Par les multiples facettes de son talent – il a écrit des « tubes », des symphonies, mais aussi des musiques de films et de pubs - et par son style, William Sheller est l’antistar du monde des variétés… Solitaire, discret, presque sauvage, il avait un peu disparu du devant de la scène depuis six ans. Il nous revient aujourd’hui avec Les Machines absurdes, un album superbe, acclamé par la critique. Où était-il pendant tout ce temps ?
« Je ne fais pas ce métier pour avoir un buste en bronze dans un square avec un pigeon qui me chie sur la tête ! » Le ton est donné, William Sheller, un des rares artistes français -avec Catherine Lara- à savoir concilier musique classique et variétés, refuse les étiquettes comme il refuse de cultiver sa gloire et son image. Deux victoires de la musique en 92, un album très rock, Albion, en 94, et puis… silence.
Donner de la voix sur les plateaux télé ? Très peu pour lui. Cultiver son look et accepter des interviews ? Ça ne l’intéresse pas. Depuis toujours, il a choisi de vivre sa vie et sa musique hors des sentiers battus. Est-ce pour cela qu’il a disparu ? Non. Il s’est enfermé chez lui, tout simplement. Il avait besoin « de vide et de silence.»
Il n’était pas inactif pour autant et remarque en souriant qu’il a quand même fait « quelques petites choses » pendant ces six ans d’absence : deux élégies pour violoncelle et orchestre, une symphonie de poche, des quatuors à corde, un duo avec la cantatrice Françoise Pollet. Et pourtant, il reconnaît avec franchise qu’il vient de traverser un passage à vide, un moment de souffrance et de blocage, le trou noir devant la page blanche. Une panne d’inspiration, sans doute, mais surtout la perte de deux êtres qu’il aimait énormément. Sa mère, emportée par un cancer, et la chanteuse Barbara, une amie fidèle sans laquelle il n’aurait peut-être jamais chanté.
----
ACTION DEMANDÉE: Pourriez-vous poursuivre l'article sur William Sheller ci-dessus à partir de sa dernière phrase ?

DONNÉES FOURNIES:
----
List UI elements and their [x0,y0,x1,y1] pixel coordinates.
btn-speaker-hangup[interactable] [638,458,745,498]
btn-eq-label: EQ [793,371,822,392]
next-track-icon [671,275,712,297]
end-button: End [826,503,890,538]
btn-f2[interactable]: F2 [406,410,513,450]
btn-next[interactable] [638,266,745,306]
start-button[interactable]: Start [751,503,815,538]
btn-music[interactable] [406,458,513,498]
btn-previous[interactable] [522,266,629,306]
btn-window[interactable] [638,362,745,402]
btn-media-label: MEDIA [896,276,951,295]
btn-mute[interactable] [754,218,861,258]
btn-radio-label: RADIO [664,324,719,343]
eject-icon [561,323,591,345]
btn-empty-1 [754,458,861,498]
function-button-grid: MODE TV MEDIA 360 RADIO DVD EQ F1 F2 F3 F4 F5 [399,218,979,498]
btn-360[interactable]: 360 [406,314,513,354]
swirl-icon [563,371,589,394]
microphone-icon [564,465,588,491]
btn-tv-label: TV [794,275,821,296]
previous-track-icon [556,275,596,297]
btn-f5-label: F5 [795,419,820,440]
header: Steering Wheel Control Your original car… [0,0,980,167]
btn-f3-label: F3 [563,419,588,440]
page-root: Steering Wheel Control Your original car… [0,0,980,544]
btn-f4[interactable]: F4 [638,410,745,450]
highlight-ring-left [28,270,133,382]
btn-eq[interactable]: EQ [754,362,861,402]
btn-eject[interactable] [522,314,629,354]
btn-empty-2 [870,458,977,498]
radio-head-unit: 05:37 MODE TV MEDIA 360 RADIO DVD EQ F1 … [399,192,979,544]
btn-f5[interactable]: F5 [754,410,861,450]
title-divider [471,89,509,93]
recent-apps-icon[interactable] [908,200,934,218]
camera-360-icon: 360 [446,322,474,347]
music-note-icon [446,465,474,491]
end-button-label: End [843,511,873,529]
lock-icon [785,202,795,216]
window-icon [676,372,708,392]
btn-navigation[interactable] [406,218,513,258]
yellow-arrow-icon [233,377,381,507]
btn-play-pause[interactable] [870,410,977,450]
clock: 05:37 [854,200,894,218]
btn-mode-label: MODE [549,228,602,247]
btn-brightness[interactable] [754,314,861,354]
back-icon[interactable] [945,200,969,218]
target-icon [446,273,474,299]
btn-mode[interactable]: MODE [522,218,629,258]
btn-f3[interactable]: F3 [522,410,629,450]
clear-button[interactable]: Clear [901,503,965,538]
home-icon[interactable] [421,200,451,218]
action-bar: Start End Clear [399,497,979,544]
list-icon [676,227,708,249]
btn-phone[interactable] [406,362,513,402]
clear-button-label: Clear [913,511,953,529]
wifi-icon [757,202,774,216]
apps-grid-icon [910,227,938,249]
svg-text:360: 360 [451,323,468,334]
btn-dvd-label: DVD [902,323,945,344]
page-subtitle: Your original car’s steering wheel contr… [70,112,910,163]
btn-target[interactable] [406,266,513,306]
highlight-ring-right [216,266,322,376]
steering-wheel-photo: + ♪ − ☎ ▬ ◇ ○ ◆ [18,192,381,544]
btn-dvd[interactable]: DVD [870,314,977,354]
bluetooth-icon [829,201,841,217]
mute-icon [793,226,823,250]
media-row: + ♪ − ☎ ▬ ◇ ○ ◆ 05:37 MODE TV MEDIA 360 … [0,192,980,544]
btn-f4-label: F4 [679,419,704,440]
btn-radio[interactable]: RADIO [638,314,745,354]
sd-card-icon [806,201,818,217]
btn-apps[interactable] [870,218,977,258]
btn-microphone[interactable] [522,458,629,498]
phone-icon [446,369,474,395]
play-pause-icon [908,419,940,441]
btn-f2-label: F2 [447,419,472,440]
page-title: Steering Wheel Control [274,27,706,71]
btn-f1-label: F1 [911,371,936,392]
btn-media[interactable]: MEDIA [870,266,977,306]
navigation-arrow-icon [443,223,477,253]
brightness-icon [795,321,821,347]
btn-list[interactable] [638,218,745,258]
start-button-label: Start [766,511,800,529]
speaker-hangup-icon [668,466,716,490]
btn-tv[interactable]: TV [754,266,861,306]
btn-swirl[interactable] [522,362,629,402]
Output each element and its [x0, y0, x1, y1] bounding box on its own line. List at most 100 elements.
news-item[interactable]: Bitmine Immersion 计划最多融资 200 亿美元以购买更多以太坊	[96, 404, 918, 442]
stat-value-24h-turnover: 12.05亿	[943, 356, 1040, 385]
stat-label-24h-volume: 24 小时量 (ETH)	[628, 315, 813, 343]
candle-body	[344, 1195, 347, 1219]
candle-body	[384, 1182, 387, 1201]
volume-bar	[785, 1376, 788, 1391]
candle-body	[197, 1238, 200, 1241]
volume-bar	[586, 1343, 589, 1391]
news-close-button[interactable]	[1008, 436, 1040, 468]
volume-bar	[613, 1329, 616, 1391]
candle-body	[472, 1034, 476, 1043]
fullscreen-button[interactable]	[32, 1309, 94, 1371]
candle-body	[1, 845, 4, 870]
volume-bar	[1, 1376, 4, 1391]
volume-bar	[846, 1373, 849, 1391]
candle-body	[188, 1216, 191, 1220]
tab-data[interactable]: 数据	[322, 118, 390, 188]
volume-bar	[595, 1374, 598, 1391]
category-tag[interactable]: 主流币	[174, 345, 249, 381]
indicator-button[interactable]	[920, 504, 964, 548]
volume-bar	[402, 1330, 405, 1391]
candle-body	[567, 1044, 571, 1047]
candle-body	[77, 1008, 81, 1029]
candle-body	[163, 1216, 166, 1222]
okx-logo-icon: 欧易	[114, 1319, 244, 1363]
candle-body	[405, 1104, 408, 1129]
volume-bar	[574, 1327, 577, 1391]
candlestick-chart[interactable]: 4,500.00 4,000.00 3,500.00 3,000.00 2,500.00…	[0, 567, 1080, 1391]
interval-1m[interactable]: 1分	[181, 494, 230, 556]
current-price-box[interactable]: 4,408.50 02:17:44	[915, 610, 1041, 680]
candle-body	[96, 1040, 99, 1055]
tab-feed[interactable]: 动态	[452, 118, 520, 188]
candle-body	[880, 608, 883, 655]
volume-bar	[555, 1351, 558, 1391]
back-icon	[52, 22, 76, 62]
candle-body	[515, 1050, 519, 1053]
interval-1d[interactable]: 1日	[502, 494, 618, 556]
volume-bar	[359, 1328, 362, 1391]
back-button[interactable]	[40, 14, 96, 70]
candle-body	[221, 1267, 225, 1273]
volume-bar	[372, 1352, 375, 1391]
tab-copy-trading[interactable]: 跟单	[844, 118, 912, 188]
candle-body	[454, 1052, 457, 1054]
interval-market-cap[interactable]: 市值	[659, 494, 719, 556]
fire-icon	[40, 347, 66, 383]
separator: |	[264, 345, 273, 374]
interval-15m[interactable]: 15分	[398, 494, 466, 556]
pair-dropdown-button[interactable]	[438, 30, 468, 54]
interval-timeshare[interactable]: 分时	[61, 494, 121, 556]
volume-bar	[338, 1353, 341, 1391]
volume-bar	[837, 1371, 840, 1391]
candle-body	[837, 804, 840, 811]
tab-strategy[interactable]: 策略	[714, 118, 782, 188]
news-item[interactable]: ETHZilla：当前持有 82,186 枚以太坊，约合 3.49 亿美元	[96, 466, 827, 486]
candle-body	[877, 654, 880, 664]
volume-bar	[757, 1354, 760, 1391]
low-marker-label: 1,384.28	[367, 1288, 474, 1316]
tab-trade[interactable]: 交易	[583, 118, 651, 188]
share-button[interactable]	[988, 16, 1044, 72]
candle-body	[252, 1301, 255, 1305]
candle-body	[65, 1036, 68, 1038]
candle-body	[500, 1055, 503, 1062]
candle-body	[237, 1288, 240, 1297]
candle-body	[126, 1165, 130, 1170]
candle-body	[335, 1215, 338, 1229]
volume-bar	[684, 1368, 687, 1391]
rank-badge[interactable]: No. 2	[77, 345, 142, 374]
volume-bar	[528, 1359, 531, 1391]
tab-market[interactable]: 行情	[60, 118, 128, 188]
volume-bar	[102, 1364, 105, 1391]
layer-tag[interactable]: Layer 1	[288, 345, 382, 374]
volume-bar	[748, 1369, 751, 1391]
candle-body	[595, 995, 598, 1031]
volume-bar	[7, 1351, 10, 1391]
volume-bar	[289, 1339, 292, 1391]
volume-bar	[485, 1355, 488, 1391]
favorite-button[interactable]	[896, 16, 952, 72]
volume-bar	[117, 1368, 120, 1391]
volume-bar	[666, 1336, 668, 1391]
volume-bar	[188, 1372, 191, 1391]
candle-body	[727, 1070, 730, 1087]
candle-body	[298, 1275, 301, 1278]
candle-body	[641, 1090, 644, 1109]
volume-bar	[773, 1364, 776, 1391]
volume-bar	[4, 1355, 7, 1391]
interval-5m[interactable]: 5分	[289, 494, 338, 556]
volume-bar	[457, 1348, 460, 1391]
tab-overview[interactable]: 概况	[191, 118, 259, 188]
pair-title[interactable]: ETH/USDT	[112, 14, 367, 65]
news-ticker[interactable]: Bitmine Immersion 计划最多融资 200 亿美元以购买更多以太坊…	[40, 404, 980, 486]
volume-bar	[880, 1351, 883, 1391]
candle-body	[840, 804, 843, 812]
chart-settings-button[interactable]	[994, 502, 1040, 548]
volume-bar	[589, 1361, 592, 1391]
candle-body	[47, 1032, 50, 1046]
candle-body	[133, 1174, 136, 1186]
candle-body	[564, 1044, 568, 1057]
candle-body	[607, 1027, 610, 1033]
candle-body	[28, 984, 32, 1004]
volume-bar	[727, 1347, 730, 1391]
----
RÉPONSE RÉDIGÉE:
« Je me suis arrêté pour m’occuper des miens. C’est le plus important pour moi… Un jour, en rentrant de vacances, ma mère m’a annoncé qu’elle avait un cancer. J’ai vécu des moments difficiles. Il fallait que je l’accompagne. » Cet homme extrêmement pudique n’en dira pas plus. Avec lui, il faut savoir deviner entre les mots. De son chagrin à la disparition de Barbara, pour laquelle il a écrit des musiques et qui l’a poussé à dépasser le stade de la composition pour chanter lui-même, il ne parlera pas non plus.
Heureusement, et c’est sans doute ce qui lui a permis de reprendre pied, il n’est pas seul au monde puisqu’il a deux enfants et – oh merveille !- un petit-fils d’un an.
« Je suis devenu grand-père gâteau, avoue-t-il. Les enfants ont toujours été sacrés pour moi. A quinze ans, mon fils et ma fille sont venus vivre chez moi. La grande différence avec un petit-fils, c’est le bonheur d’avoir un enfant sans les responsabilités. » Cela dit, il les accepte volontiers quand il fait du baby-sitting et assure même qu’il est capable d’annuler un concert pour venir s’occuper du bambin, si besoin est. «J’ai refusé de chanter à Lyon le jour de Noël (c’était pourtant très bien payé), pour pouvoir être avec mes enfants. »
Et maintenant qu’il a retrouvé un peu de douceur, et l’inspiration, de quoi rêve-t-il ? D’aller rejoindre son père aux Etats-Unis, lorsqu’il aura terminé sa tournée en France (du mois de janvier au mois d’avril), après son récital à l’Olympia en février. De passer du temps en Irlande, une « terre propre » qui l’attire énormément. Et de ne surtout pas fréquenter le monde du showbiz, « parce que c’est à se flinguer ». A l’en croire, cet album serait le dernier. Dommage. On ne voit pas très bien qui pourrait prendre sa place.